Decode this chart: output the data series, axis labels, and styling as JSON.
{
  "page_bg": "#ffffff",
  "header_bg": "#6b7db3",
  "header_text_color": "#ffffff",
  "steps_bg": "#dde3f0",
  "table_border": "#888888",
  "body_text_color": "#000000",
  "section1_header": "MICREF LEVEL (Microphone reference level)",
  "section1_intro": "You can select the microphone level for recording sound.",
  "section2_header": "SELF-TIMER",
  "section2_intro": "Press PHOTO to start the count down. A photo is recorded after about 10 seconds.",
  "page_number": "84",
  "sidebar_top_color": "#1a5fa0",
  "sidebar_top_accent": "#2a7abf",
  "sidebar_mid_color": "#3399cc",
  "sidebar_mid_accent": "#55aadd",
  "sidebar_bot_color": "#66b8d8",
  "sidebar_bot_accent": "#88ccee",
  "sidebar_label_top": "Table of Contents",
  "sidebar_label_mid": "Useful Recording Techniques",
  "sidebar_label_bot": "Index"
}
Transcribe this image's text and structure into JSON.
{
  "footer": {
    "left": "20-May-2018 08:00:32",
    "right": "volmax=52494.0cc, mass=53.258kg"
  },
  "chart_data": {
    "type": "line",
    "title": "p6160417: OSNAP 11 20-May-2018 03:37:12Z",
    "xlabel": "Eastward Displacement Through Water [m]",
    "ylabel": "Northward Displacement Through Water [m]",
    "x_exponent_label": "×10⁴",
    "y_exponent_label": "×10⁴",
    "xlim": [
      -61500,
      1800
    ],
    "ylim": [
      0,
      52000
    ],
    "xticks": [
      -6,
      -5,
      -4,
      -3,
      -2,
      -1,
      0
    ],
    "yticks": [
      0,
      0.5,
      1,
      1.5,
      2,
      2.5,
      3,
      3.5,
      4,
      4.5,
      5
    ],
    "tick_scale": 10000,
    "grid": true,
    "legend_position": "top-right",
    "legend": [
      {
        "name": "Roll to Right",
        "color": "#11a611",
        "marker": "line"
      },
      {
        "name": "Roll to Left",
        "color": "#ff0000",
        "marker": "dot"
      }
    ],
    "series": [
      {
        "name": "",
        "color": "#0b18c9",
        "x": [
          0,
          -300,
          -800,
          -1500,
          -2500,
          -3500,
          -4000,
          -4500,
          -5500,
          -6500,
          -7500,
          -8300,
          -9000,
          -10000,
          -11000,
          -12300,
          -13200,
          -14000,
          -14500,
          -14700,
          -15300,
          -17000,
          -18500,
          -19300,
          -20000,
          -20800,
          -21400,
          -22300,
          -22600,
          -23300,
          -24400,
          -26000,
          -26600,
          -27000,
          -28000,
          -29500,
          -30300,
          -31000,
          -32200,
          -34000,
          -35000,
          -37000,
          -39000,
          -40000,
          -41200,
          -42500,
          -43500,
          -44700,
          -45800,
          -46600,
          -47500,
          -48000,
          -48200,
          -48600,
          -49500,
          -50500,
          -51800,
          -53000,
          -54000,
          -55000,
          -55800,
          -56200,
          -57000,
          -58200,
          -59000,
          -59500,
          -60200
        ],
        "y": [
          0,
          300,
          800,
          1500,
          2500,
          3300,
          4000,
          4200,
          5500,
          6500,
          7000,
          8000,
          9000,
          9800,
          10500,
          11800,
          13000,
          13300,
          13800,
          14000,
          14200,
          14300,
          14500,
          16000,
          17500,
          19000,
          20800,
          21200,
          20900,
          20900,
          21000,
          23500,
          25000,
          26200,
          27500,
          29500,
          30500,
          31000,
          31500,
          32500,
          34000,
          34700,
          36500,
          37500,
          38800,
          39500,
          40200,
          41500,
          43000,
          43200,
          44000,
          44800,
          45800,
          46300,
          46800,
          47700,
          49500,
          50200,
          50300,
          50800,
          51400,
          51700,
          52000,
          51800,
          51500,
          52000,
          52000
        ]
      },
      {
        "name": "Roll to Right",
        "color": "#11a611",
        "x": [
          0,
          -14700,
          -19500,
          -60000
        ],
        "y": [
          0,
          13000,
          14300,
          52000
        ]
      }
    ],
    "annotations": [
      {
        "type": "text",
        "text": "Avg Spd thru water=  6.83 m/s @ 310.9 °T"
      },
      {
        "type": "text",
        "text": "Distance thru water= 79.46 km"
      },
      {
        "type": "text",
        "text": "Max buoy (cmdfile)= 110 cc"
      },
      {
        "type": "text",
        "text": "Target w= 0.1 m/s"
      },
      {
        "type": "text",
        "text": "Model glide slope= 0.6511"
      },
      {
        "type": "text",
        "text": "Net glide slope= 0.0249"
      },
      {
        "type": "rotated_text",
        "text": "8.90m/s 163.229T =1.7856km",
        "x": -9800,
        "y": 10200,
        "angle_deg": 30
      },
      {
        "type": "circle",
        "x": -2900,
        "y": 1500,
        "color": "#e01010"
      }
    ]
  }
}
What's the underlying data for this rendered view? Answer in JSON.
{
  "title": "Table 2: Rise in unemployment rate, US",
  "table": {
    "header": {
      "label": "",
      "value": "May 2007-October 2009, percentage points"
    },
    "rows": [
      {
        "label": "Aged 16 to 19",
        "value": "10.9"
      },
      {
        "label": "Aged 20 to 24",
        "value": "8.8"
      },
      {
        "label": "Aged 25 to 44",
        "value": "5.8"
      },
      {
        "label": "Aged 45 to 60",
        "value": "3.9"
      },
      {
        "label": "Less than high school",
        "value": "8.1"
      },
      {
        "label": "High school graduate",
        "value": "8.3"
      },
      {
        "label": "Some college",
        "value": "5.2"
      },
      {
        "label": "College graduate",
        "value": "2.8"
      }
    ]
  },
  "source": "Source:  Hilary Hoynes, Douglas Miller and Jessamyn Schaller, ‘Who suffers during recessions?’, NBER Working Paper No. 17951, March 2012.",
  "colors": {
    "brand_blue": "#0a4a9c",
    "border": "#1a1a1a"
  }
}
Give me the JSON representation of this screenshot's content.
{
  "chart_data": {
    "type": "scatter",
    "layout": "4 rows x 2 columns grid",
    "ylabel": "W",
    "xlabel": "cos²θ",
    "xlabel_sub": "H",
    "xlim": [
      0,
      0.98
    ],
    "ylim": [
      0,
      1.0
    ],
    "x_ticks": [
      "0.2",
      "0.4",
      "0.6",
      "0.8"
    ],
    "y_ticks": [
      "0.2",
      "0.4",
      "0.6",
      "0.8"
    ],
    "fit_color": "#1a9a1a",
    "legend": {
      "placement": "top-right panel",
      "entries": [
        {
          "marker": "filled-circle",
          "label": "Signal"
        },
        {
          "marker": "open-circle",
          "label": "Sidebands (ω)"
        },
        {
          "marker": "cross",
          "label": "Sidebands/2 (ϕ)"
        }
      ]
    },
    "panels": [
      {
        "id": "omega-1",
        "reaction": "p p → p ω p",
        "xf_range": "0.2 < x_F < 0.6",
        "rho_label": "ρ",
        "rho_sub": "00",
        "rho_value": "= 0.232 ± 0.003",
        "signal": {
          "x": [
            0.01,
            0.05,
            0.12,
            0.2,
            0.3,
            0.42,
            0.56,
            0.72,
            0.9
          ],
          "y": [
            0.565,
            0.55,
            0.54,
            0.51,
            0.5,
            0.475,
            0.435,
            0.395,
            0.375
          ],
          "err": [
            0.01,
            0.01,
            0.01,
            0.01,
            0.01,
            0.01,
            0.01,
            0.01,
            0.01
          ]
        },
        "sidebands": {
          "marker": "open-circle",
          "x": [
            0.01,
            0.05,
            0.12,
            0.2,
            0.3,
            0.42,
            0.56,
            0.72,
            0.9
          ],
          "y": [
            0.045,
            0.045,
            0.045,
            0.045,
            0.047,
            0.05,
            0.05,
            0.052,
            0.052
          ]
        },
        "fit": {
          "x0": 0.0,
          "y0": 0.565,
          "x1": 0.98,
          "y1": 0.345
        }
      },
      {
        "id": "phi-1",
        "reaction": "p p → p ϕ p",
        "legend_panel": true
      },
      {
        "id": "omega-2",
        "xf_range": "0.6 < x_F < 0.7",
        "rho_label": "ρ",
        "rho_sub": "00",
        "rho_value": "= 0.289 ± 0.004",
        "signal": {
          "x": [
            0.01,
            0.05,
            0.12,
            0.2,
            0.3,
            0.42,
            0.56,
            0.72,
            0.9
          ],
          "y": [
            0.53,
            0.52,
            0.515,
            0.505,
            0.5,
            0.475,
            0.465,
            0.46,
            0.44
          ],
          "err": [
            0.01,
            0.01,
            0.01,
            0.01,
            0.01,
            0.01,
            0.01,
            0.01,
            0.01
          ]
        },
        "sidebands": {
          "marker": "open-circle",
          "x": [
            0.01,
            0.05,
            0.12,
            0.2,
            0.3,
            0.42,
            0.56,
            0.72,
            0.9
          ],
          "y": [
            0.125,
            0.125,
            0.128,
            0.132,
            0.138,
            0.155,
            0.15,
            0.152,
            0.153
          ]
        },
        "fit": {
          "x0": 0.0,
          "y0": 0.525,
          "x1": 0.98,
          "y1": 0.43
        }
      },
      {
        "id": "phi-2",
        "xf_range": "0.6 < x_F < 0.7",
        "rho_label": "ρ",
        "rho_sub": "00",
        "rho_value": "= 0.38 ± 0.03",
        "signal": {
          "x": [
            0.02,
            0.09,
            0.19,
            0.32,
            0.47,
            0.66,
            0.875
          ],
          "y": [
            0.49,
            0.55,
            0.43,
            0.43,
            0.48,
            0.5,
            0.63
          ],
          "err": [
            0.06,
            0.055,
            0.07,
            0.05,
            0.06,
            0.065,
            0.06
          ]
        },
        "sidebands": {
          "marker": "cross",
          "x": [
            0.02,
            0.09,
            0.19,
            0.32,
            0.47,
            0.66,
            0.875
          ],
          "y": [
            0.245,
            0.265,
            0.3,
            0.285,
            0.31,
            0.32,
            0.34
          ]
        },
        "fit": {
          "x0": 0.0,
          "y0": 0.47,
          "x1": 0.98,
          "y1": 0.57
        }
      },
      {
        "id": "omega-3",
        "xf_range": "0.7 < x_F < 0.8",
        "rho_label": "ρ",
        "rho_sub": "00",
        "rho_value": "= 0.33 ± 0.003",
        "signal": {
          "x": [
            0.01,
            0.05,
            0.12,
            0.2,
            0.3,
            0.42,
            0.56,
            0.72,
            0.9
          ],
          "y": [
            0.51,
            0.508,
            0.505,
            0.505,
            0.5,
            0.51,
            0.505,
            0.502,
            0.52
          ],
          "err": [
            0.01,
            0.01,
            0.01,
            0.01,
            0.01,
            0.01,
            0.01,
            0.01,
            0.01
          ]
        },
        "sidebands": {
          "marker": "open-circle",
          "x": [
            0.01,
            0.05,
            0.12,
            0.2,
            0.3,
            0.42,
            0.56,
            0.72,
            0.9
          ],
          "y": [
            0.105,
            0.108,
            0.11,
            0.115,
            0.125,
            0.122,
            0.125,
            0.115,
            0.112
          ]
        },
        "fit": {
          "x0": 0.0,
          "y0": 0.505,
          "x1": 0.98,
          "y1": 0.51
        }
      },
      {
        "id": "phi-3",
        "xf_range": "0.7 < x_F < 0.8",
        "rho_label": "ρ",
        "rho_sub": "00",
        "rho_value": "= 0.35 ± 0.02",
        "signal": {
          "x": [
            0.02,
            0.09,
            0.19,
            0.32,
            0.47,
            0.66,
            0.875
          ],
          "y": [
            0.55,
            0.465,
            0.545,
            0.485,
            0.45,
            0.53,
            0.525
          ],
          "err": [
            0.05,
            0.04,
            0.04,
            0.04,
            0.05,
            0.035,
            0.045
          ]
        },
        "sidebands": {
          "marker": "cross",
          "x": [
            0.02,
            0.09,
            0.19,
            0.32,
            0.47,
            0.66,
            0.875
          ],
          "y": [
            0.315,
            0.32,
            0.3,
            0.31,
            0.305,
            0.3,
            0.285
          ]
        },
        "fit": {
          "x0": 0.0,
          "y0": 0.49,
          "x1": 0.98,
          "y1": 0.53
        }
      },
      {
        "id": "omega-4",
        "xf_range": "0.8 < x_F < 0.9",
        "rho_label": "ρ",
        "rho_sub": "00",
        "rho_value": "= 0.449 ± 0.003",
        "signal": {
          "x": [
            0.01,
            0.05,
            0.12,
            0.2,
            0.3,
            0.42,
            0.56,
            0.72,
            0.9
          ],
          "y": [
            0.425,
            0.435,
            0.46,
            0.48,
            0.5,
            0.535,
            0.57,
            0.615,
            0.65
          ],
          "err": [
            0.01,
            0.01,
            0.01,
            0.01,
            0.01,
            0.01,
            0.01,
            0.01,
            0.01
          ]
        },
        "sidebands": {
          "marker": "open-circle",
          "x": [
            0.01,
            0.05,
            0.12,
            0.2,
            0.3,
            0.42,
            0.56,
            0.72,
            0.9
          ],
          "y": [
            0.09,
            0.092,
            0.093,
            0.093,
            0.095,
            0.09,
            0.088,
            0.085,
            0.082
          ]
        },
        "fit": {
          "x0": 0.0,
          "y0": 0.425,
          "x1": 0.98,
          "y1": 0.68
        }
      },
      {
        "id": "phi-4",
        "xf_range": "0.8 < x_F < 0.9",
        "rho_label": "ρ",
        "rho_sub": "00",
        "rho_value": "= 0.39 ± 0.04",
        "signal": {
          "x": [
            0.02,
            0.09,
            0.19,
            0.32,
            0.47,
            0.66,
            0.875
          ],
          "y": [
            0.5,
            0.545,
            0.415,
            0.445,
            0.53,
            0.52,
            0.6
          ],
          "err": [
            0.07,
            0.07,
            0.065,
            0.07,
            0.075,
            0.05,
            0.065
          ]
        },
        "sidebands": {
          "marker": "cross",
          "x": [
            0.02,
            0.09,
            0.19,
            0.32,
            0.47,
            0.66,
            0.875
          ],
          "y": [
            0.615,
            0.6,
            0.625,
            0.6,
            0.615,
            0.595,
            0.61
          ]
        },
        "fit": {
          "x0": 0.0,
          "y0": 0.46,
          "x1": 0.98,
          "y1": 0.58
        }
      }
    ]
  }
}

WHAT THE TASK ASKS
Reply with nothing but the number of lines that contain the word "this".

SOLUTION BELOW
4